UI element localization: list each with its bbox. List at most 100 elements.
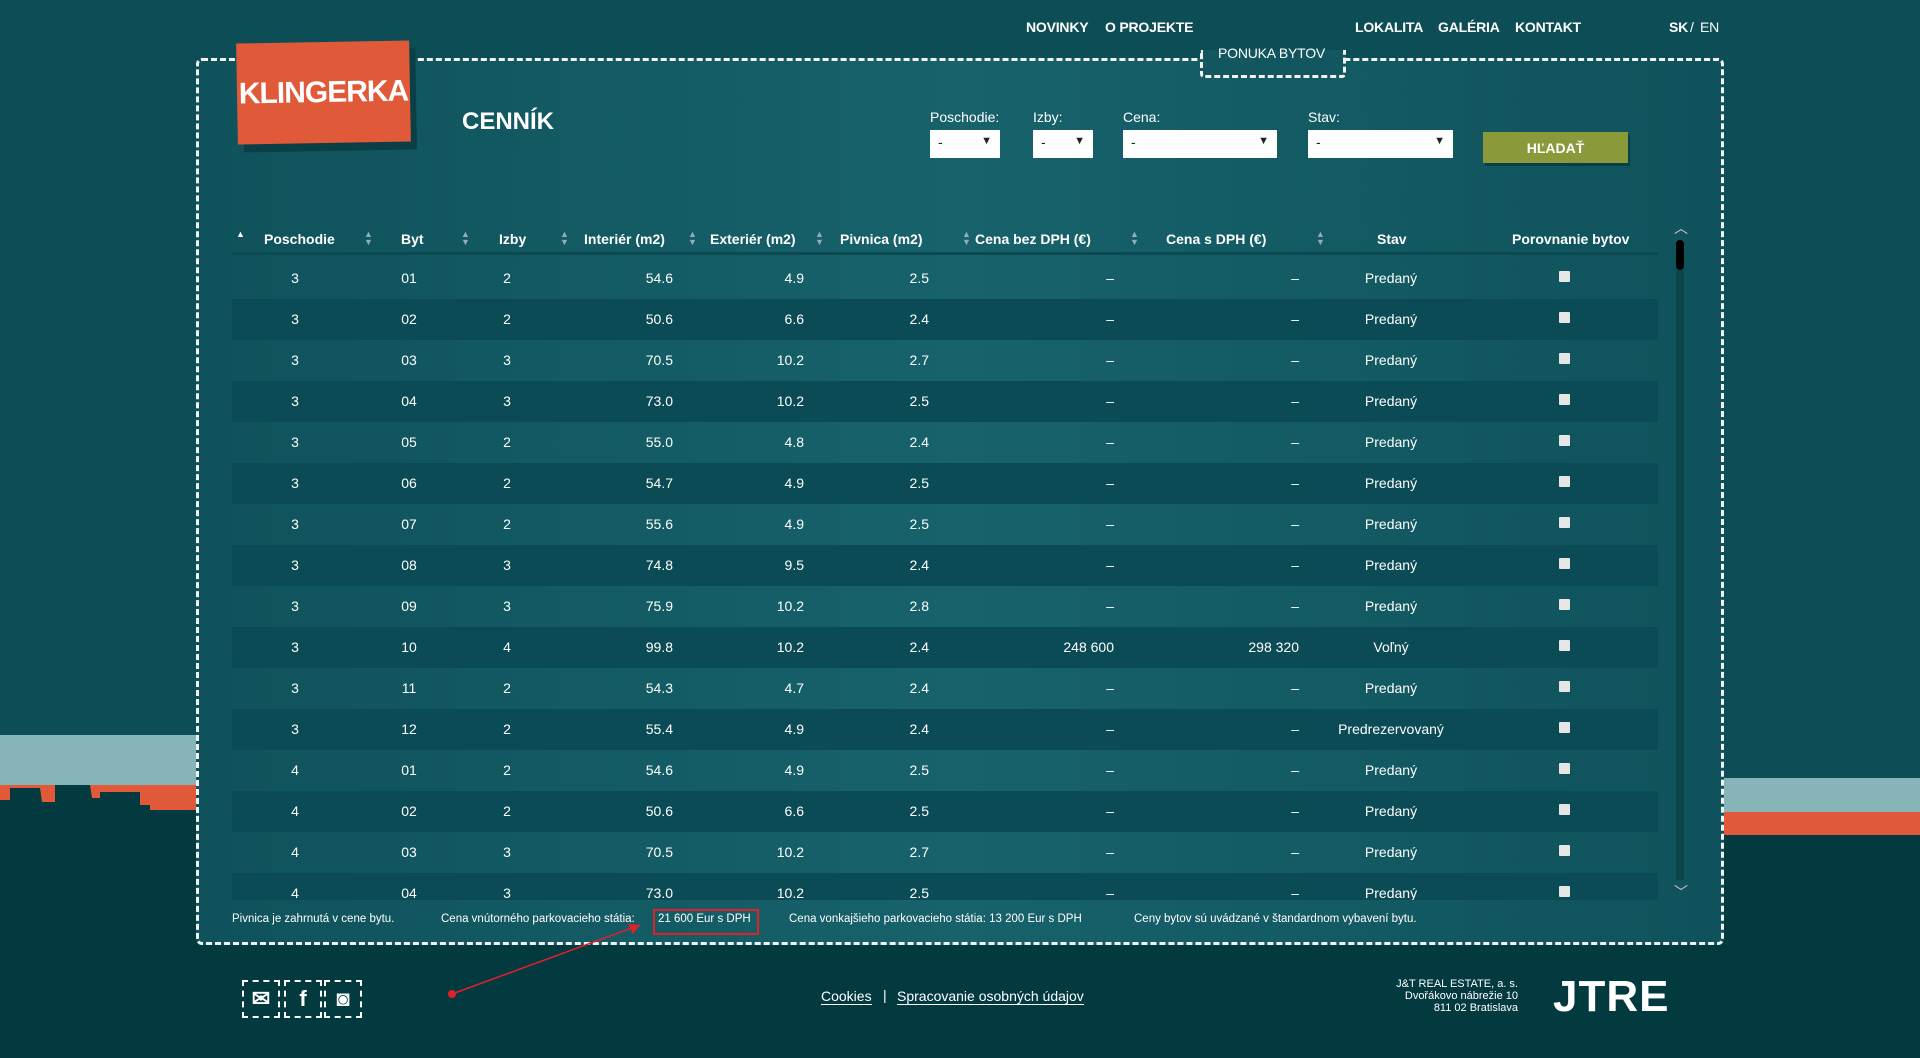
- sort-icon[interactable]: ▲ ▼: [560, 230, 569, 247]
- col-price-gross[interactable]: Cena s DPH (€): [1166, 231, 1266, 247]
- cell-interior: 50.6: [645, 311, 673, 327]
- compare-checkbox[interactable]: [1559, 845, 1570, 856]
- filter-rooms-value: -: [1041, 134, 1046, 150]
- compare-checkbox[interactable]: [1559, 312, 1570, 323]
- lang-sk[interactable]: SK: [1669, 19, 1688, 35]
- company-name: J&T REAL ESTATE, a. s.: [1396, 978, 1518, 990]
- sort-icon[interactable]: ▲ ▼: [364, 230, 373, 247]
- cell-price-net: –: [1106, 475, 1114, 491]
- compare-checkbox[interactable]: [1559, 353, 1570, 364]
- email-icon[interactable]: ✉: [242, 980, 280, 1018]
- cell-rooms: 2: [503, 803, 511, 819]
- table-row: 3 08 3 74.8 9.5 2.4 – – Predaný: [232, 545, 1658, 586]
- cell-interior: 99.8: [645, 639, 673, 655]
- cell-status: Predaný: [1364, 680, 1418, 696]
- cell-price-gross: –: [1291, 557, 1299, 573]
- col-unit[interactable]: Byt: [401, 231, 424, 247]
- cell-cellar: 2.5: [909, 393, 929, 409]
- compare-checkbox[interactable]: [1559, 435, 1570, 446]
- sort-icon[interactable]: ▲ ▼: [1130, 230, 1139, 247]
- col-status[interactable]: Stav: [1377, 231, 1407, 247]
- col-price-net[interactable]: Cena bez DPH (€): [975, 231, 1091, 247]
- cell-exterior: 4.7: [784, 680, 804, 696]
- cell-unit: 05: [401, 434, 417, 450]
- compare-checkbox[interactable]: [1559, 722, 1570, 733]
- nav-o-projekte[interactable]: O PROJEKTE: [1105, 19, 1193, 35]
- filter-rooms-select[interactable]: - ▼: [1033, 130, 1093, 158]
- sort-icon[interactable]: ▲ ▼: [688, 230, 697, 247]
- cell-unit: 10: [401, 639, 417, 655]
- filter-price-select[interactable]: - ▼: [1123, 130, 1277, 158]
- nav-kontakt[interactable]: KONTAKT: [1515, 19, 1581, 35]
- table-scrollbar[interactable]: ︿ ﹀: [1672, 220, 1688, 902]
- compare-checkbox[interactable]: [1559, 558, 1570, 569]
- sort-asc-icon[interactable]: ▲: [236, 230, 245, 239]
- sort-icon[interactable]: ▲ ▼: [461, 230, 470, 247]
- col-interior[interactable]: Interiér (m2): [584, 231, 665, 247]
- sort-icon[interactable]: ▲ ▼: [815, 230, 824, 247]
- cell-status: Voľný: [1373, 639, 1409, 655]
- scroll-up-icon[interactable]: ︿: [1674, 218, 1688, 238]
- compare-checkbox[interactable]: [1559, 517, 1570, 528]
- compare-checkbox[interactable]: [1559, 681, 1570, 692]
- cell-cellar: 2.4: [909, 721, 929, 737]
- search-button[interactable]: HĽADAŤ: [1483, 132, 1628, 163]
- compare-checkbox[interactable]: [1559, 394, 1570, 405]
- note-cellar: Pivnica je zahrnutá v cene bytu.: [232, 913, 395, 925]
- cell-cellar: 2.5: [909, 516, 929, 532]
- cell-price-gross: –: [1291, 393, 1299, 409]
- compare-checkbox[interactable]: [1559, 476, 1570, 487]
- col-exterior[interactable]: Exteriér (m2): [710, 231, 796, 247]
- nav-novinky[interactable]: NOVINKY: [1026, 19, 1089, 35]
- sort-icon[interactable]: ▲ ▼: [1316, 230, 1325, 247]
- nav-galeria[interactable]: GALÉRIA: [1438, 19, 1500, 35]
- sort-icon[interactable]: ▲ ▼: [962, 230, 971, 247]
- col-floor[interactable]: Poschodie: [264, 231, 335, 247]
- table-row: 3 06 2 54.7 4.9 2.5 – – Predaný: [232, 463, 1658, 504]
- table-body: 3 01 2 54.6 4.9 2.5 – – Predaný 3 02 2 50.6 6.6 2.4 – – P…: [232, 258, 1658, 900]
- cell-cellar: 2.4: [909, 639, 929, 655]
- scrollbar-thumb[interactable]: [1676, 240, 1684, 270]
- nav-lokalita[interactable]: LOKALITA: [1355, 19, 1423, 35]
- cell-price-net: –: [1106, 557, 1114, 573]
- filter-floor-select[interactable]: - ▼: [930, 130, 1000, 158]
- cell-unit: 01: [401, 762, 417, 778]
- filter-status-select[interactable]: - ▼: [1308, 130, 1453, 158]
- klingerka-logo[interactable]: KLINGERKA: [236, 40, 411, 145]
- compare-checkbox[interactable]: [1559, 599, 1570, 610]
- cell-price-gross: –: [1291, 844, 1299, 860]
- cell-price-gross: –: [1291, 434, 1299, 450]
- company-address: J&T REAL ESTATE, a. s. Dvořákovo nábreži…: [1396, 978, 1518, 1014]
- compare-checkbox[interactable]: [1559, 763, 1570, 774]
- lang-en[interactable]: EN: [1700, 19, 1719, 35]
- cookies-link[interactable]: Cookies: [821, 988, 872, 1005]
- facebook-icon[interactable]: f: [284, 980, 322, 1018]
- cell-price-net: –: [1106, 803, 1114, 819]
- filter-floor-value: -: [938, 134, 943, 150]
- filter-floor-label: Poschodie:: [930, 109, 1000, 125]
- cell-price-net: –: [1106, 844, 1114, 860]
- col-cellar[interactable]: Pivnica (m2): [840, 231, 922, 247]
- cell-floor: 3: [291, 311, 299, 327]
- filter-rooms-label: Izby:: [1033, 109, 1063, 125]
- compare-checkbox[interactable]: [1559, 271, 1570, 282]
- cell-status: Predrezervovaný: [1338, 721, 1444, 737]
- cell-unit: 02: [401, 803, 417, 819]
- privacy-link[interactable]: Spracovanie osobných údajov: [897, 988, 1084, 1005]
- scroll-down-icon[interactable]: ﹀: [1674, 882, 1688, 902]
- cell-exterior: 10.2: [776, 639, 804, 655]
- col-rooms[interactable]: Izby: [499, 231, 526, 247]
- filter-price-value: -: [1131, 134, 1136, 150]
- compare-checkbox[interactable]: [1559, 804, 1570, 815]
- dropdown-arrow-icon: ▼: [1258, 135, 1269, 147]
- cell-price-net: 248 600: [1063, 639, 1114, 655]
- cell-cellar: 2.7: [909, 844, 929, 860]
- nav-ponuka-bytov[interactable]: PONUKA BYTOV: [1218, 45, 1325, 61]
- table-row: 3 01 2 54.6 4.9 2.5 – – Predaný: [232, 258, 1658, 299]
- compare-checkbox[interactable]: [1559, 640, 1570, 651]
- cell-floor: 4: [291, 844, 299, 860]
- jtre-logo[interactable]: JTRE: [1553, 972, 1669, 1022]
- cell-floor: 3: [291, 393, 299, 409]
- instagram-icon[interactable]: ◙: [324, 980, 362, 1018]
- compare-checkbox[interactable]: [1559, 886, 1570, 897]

━━━

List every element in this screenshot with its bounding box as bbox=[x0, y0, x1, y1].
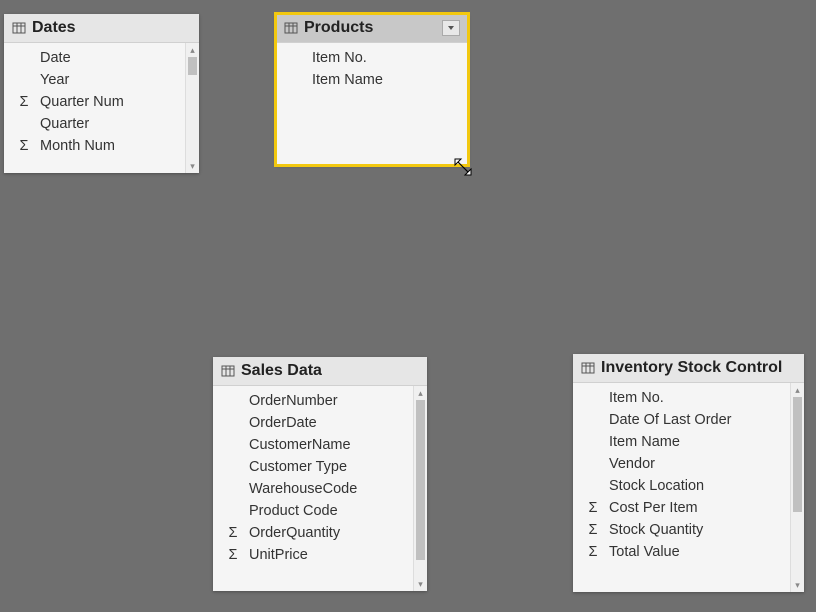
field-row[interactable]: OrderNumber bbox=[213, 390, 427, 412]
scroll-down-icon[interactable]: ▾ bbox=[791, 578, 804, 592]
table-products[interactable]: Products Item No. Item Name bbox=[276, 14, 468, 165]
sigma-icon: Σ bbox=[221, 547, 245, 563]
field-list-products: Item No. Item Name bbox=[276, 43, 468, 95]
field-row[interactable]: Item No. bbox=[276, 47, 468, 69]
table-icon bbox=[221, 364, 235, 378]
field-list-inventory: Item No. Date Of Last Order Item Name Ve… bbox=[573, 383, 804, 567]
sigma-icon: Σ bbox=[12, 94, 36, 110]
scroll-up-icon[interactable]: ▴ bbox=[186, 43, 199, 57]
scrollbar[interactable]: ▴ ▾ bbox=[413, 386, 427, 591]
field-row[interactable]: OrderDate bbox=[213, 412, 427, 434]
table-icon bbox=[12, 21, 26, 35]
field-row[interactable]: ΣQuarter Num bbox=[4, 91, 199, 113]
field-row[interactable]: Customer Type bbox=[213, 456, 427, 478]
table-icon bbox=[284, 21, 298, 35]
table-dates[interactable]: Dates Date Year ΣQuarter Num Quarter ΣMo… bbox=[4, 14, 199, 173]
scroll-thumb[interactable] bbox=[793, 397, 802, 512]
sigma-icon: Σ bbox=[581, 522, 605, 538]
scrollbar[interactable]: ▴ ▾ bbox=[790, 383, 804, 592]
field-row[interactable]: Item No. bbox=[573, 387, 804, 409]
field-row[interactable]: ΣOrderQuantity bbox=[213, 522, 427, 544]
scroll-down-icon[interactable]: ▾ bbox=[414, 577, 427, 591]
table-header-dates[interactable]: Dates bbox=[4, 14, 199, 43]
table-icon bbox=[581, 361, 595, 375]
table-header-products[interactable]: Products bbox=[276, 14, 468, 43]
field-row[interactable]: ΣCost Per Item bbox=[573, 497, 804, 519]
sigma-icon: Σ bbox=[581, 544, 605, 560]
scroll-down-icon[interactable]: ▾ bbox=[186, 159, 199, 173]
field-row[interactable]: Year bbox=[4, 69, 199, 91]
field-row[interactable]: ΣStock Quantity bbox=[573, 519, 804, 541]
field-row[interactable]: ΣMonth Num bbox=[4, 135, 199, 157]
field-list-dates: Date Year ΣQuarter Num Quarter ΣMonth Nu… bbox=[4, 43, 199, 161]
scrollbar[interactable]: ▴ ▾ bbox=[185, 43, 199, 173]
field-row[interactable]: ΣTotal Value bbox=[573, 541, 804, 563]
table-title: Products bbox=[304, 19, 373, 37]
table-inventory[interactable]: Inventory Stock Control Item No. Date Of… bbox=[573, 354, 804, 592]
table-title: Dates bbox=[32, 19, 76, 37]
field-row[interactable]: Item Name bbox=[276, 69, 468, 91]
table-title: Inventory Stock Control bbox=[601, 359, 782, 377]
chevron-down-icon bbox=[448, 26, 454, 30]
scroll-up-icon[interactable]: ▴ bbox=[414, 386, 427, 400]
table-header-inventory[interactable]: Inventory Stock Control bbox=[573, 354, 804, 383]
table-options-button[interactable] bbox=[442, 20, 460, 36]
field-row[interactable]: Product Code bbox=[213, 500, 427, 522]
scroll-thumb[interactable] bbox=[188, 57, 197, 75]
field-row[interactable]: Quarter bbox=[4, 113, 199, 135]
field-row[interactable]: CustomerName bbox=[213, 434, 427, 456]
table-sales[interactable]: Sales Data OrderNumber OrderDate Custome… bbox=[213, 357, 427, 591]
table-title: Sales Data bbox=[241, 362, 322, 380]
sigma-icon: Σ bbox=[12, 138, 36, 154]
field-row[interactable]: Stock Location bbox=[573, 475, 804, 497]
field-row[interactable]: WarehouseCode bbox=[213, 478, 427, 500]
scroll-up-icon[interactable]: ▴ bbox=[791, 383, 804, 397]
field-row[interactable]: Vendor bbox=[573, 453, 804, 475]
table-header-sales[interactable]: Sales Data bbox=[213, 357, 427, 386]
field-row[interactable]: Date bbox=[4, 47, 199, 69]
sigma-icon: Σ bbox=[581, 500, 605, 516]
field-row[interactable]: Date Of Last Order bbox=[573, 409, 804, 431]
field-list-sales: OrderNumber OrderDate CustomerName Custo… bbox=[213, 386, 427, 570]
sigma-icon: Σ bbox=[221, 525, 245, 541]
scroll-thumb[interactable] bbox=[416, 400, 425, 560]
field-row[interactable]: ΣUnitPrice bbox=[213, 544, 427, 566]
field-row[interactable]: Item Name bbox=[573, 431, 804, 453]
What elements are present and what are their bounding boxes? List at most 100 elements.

━━━

Can you revise the listing lines from the one containing "field-row[interactable]: OrderNumber bbox=[213, 390, 427, 412]" through the one containing "field-row[interactable]: ΣQuarter Num", inclusive, so that "table-icon" becomes "grid-icon" and nothing else changes?

- _Result of the task_
field-row[interactable]: OrderNumber bbox=[213, 390, 427, 412]
scroll-down-icon[interactable]: ▾ bbox=[791, 578, 804, 592]
table-products[interactable]: Products Item No. Item Name bbox=[276, 14, 468, 165]
sigma-icon: Σ bbox=[221, 547, 245, 563]
field-list-products: Item No. Item Name bbox=[276, 43, 468, 95]
field-row[interactable]: Item No. bbox=[276, 47, 468, 69]
grid-icon bbox=[221, 364, 235, 378]
field-list-inventory: Item No. Date Of Last Order Item Name Ve… bbox=[573, 383, 804, 567]
sigma-icon: Σ bbox=[12, 94, 36, 110]
scroll-up-icon[interactable]: ▴ bbox=[186, 43, 199, 57]
scrollbar[interactable]: ▴ ▾ bbox=[413, 386, 427, 591]
field-row[interactable]: OrderDate bbox=[213, 412, 427, 434]
grid-icon bbox=[12, 21, 26, 35]
field-row[interactable]: ΣQuarter Num bbox=[4, 91, 199, 113]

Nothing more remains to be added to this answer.